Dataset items
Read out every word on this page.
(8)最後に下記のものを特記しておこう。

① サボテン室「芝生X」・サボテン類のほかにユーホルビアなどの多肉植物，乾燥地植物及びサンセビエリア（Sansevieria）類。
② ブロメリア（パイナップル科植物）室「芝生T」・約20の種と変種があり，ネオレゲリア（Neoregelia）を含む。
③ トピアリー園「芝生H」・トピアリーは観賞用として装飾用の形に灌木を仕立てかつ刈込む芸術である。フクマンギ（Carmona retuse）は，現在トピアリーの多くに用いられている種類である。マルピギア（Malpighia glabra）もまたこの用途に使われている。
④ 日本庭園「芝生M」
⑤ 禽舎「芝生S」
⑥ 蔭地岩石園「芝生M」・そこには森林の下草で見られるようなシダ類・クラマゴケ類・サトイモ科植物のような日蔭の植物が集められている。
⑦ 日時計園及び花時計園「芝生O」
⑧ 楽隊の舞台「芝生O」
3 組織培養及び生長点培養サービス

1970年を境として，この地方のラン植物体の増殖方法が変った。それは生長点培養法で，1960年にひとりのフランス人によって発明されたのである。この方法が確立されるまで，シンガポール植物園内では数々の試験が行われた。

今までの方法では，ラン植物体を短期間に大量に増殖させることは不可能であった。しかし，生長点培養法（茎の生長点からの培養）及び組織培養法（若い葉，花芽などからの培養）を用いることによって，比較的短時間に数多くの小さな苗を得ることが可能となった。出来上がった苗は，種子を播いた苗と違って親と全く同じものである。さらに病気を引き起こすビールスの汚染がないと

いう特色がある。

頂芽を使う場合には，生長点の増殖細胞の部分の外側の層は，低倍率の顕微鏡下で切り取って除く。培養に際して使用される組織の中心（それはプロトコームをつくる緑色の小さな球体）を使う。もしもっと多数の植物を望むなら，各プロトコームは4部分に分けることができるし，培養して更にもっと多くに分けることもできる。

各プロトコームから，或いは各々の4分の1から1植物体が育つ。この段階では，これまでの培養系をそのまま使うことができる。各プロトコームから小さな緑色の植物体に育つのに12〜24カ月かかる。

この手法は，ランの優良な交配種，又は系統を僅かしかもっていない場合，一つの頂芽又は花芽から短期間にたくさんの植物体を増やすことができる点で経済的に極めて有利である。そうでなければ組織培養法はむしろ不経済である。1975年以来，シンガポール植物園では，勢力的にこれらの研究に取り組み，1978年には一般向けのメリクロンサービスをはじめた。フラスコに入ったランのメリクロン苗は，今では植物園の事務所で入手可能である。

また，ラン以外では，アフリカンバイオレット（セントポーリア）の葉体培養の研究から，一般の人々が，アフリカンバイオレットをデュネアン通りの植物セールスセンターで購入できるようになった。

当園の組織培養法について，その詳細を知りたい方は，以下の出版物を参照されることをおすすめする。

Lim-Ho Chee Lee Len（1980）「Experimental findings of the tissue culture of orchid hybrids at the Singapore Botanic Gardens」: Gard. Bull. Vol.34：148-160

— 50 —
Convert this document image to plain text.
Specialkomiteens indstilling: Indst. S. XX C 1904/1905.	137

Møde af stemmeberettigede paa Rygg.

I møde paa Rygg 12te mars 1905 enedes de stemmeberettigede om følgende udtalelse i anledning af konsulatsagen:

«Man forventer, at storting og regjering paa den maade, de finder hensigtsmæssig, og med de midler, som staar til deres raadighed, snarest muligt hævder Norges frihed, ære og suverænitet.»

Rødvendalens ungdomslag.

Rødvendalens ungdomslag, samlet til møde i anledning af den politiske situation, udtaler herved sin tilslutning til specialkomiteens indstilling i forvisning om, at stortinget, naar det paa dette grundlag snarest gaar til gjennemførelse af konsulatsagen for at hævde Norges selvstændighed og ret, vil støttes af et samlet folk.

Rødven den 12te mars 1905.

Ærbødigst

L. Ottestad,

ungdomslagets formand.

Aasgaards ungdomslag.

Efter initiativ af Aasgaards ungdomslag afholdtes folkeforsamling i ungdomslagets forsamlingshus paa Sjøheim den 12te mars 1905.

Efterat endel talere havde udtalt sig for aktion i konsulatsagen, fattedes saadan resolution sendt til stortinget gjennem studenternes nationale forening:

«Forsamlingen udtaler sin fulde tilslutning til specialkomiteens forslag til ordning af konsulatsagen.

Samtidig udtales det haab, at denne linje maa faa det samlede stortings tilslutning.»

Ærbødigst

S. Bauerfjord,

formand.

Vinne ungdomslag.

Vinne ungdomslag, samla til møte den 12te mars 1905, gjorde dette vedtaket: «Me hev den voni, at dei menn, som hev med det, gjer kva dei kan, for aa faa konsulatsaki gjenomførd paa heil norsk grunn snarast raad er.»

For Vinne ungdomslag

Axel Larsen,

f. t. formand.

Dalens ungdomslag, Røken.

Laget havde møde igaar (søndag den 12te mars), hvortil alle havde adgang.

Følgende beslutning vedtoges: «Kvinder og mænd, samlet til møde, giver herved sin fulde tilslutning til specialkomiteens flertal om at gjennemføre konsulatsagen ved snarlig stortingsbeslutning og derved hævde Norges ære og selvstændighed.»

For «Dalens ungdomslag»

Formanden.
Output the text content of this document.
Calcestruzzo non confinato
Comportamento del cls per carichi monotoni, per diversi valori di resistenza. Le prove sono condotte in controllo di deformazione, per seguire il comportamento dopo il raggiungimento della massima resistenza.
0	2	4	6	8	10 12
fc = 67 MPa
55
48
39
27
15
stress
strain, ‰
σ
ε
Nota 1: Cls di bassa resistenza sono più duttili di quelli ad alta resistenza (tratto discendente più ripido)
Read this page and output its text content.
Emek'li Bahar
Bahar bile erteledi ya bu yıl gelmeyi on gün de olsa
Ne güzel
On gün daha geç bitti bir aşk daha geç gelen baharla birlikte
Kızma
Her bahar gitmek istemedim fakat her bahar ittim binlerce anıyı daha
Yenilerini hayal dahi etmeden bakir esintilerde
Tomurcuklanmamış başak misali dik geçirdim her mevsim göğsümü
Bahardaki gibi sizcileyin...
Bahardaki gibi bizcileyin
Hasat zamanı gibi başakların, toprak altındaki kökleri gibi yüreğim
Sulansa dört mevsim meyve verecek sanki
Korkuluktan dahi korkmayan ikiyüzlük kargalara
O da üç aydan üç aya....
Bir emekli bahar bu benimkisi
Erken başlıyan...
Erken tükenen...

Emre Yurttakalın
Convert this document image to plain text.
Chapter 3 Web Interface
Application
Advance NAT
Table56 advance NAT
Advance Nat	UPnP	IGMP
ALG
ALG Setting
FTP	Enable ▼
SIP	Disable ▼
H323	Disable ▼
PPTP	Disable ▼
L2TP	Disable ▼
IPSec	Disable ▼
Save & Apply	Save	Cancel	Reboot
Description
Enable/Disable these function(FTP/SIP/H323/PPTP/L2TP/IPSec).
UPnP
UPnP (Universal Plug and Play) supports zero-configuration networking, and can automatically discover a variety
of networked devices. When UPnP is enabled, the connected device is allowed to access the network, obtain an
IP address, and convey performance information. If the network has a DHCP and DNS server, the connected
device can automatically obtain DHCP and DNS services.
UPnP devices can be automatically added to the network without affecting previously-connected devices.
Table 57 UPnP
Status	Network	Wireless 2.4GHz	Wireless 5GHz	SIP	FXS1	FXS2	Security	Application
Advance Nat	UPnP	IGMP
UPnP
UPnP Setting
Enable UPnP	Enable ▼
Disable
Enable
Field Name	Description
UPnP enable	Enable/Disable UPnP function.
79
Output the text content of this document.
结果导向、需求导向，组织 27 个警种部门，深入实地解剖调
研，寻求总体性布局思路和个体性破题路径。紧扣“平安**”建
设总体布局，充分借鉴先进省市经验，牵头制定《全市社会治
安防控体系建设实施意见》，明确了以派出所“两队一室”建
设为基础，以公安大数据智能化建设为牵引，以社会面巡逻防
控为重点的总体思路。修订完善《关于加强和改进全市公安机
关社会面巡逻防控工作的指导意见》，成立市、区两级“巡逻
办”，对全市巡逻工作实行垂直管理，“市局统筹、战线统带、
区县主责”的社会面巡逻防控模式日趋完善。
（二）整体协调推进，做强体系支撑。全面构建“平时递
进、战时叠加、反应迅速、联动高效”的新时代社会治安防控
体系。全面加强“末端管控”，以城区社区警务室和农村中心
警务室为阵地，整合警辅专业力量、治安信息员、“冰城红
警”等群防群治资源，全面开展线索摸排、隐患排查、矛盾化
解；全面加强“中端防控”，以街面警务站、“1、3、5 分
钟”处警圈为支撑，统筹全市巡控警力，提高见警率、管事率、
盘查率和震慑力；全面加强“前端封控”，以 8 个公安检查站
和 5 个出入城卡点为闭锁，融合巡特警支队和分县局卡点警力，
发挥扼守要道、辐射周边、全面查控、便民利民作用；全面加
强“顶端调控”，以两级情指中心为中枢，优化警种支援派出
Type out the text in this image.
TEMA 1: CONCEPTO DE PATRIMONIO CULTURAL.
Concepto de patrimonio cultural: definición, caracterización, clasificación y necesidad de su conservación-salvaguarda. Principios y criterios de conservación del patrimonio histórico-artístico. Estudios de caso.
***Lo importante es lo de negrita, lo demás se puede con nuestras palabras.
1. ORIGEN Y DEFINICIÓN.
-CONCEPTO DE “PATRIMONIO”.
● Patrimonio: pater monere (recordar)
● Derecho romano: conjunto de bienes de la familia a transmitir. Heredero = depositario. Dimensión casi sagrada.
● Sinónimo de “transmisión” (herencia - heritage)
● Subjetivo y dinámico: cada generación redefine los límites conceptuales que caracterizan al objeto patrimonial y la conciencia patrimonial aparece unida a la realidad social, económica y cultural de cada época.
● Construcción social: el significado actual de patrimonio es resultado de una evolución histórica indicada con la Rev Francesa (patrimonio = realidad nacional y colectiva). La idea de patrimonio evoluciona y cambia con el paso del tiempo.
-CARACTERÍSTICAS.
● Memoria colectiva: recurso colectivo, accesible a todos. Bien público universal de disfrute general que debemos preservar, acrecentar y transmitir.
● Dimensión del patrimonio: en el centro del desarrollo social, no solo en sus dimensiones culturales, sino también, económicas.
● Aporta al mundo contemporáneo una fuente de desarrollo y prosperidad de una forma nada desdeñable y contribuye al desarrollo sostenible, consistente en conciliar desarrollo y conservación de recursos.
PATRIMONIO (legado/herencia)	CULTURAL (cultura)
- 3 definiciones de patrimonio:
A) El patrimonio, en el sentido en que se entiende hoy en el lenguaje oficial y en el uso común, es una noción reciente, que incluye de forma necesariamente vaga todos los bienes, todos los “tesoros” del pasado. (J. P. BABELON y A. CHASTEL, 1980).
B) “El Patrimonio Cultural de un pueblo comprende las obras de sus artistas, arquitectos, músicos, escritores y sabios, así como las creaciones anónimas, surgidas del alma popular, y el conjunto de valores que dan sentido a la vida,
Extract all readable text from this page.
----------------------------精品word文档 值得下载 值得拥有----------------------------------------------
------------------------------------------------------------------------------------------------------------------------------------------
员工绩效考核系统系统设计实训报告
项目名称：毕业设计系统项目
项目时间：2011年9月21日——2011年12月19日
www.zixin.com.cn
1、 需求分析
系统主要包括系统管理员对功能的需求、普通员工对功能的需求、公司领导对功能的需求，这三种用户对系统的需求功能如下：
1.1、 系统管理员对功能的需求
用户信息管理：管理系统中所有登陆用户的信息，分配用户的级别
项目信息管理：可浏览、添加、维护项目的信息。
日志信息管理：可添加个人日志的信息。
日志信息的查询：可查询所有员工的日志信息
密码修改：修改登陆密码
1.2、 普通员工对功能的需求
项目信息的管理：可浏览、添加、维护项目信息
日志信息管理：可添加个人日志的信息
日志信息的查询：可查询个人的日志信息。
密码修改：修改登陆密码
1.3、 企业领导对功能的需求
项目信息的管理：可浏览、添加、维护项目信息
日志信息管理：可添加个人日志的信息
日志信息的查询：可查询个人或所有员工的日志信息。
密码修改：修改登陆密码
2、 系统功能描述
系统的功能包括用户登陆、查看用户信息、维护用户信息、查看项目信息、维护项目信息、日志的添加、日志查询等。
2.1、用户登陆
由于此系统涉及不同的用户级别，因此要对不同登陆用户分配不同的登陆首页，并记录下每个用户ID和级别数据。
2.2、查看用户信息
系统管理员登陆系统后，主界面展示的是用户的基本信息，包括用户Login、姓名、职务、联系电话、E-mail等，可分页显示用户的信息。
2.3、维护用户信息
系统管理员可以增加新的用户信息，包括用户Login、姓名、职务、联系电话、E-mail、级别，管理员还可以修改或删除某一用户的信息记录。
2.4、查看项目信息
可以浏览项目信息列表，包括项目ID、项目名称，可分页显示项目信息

• YOUR OBJECTIVE: In the lines above, locate the string "项目名称". Copy every line where it occurs.

• WRITTEN ANSWER:
项目名称：毕业设计系统项目
可以浏览项目信息列表，包括项目ID、项目名称，可分页显示项目信息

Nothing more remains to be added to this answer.